__Goal of the exercise__. Print each of the lines below word for word, without changing anything.
━━━━━ Given information
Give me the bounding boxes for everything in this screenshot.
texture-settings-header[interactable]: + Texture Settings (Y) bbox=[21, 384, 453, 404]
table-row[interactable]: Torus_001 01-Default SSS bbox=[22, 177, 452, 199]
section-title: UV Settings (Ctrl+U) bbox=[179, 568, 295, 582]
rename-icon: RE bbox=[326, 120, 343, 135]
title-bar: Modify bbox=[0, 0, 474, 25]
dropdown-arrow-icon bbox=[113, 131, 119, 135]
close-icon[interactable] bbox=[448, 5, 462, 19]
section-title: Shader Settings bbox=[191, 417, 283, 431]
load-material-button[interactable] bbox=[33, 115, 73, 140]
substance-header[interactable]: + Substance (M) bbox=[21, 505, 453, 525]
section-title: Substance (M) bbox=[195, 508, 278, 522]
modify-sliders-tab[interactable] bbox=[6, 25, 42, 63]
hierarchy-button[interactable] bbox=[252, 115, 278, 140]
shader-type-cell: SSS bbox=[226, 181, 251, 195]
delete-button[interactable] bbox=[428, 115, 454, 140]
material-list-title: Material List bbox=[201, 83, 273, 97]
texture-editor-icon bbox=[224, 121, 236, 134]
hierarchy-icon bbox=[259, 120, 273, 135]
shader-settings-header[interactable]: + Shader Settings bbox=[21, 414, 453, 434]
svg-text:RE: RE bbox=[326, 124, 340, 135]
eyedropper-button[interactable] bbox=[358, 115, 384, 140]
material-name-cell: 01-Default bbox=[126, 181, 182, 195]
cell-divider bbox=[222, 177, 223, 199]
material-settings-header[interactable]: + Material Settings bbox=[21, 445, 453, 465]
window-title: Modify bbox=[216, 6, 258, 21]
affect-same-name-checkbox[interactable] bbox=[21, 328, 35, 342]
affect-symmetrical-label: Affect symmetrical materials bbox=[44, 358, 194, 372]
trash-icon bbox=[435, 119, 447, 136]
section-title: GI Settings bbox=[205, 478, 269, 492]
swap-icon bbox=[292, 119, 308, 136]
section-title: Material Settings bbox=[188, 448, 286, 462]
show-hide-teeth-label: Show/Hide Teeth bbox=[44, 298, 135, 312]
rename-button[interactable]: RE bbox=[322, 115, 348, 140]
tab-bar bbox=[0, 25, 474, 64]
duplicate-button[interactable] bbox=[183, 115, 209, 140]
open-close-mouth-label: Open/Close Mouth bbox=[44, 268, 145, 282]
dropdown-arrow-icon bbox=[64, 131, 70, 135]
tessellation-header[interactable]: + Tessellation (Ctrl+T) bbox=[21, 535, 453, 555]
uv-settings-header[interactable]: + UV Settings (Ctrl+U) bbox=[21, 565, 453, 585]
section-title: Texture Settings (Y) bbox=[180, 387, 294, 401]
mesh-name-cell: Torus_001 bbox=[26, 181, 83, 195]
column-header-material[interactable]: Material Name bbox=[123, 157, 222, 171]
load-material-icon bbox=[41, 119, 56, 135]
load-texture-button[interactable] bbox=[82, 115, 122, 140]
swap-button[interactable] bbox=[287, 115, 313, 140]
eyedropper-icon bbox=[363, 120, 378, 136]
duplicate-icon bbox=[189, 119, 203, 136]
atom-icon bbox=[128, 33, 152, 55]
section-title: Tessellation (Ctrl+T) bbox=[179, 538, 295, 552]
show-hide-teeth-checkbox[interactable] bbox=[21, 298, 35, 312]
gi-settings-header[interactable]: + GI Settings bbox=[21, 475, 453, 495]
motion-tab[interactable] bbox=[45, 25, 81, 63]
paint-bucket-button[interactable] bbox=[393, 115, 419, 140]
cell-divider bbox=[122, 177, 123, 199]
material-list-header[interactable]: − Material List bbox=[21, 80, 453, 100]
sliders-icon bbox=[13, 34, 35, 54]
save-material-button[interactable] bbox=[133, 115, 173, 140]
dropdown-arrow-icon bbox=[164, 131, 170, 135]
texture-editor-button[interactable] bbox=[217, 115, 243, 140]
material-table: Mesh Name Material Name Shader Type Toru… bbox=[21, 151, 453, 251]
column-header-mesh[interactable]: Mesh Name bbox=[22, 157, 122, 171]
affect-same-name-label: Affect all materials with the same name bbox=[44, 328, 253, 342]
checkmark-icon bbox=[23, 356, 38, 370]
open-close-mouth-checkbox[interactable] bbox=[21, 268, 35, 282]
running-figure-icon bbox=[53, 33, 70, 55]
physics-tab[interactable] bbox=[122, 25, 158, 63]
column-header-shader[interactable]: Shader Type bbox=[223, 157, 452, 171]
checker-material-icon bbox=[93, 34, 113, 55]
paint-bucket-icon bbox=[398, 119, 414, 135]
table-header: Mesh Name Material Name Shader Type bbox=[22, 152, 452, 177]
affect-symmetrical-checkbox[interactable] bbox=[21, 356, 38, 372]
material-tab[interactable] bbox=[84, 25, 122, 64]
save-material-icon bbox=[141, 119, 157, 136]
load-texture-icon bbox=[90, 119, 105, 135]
━━━━━━━━━━
__Result__.
Give me the bounding boxes for everything in this screenshot.
texture-settings-header[interactable]: + Texture Settings (Y) bbox=[21, 384, 453, 404]
table-row[interactable]: Torus_001 01-Default SSS bbox=[22, 177, 452, 199]
section-title: UV Settings (Ctrl+U) bbox=[179, 568, 295, 582]
rename-icon: RE bbox=[326, 120, 343, 135]
title-bar: Modify bbox=[0, 0, 474, 25]
dropdown-arrow-icon bbox=[113, 131, 119, 135]
close-icon[interactable] bbox=[448, 5, 462, 19]
section-title: Shader Settings bbox=[191, 417, 283, 431]
load-material-button[interactable] bbox=[33, 115, 73, 140]
substance-header[interactable]: + Substance (M) bbox=[21, 505, 453, 525]
section-title: Substance (M) bbox=[195, 508, 278, 522]
modify-sliders-tab[interactable] bbox=[6, 25, 42, 63]
hierarchy-button[interactable] bbox=[252, 115, 278, 140]
shader-type-cell: SSS bbox=[226, 181, 251, 195]
delete-button[interactable] bbox=[428, 115, 454, 140]
material-list-title: Material List bbox=[201, 83, 273, 97]
texture-editor-icon bbox=[224, 121, 236, 134]
hierarchy-icon bbox=[259, 120, 273, 135]
shader-settings-header[interactable]: + Shader Settings bbox=[21, 414, 453, 434]
svg-text:RE: RE bbox=[326, 124, 340, 135]
eyedropper-button[interactable] bbox=[358, 115, 384, 140]
material-name-cell: 01-Default bbox=[126, 181, 182, 195]
cell-divider bbox=[222, 177, 223, 199]
material-settings-header[interactable]: + Material Settings bbox=[21, 445, 453, 465]
window-title: Modify bbox=[216, 6, 258, 21]
affect-same-name-checkbox[interactable] bbox=[21, 328, 35, 342]
affect-symmetrical-label: Affect symmetrical materials bbox=[44, 358, 194, 372]
trash-icon bbox=[435, 119, 447, 136]
section-title: GI Settings bbox=[205, 478, 269, 492]
swap-icon bbox=[292, 119, 308, 136]
section-title: Material Settings bbox=[188, 448, 286, 462]
show-hide-teeth-label: Show/Hide Teeth bbox=[44, 298, 135, 312]
rename-button[interactable]: RE bbox=[322, 115, 348, 140]
tab-bar bbox=[0, 25, 474, 64]
duplicate-button[interactable] bbox=[183, 115, 209, 140]
open-close-mouth-label: Open/Close Mouth bbox=[44, 268, 145, 282]
dropdown-arrow-icon bbox=[64, 131, 70, 135]
tessellation-header[interactable]: + Tessellation (Ctrl+T) bbox=[21, 535, 453, 555]
uv-settings-header[interactable]: + UV Settings (Ctrl+U) bbox=[21, 565, 453, 585]
section-title: Texture Settings (Y) bbox=[180, 387, 294, 401]
mesh-name-cell: Torus_001 bbox=[26, 181, 83, 195]
column-header-material[interactable]: Material Name bbox=[123, 157, 222, 171]
load-material-icon bbox=[41, 119, 56, 135]
load-texture-button[interactable] bbox=[82, 115, 122, 140]
swap-button[interactable] bbox=[287, 115, 313, 140]
eyedropper-icon bbox=[363, 120, 378, 136]
duplicate-icon bbox=[189, 119, 203, 136]
atom-icon bbox=[128, 33, 152, 55]
section-title: Tessellation (Ctrl+T) bbox=[179, 538, 295, 552]
show-hide-teeth-checkbox[interactable] bbox=[21, 298, 35, 312]
gi-settings-header[interactable]: + GI Settings bbox=[21, 475, 453, 495]
motion-tab[interactable] bbox=[45, 25, 81, 63]
paint-bucket-button[interactable] bbox=[393, 115, 419, 140]
cell-divider bbox=[122, 177, 123, 199]
material-list-header[interactable]: − Material List bbox=[21, 80, 453, 100]
sliders-icon bbox=[13, 34, 35, 54]
save-material-button[interactable] bbox=[133, 115, 173, 140]
dropdown-arrow-icon bbox=[164, 131, 170, 135]
texture-editor-button[interactable] bbox=[217, 115, 243, 140]
material-table: Mesh Name Material Name Shader Type Toru… bbox=[21, 151, 453, 251]
column-header-mesh[interactable]: Mesh Name bbox=[22, 157, 122, 171]
affect-same-name-label: Affect all materials with the same name bbox=[44, 328, 253, 342]
checkmark-icon bbox=[23, 356, 38, 370]
open-close-mouth-checkbox[interactable] bbox=[21, 268, 35, 282]
running-figure-icon bbox=[53, 33, 70, 55]
physics-tab[interactable] bbox=[122, 25, 158, 63]
column-header-shader[interactable]: Shader Type bbox=[223, 157, 452, 171]
checker-material-icon bbox=[93, 34, 113, 55]
paint-bucket-icon bbox=[398, 119, 414, 135]
table-header: Mesh Name Material Name Shader Type bbox=[22, 152, 452, 177]
affect-symmetrical-checkbox[interactable] bbox=[21, 356, 38, 372]
material-tab[interactable] bbox=[84, 25, 122, 64]
save-material-icon bbox=[141, 119, 157, 136]
load-texture-icon bbox=[90, 119, 105, 135]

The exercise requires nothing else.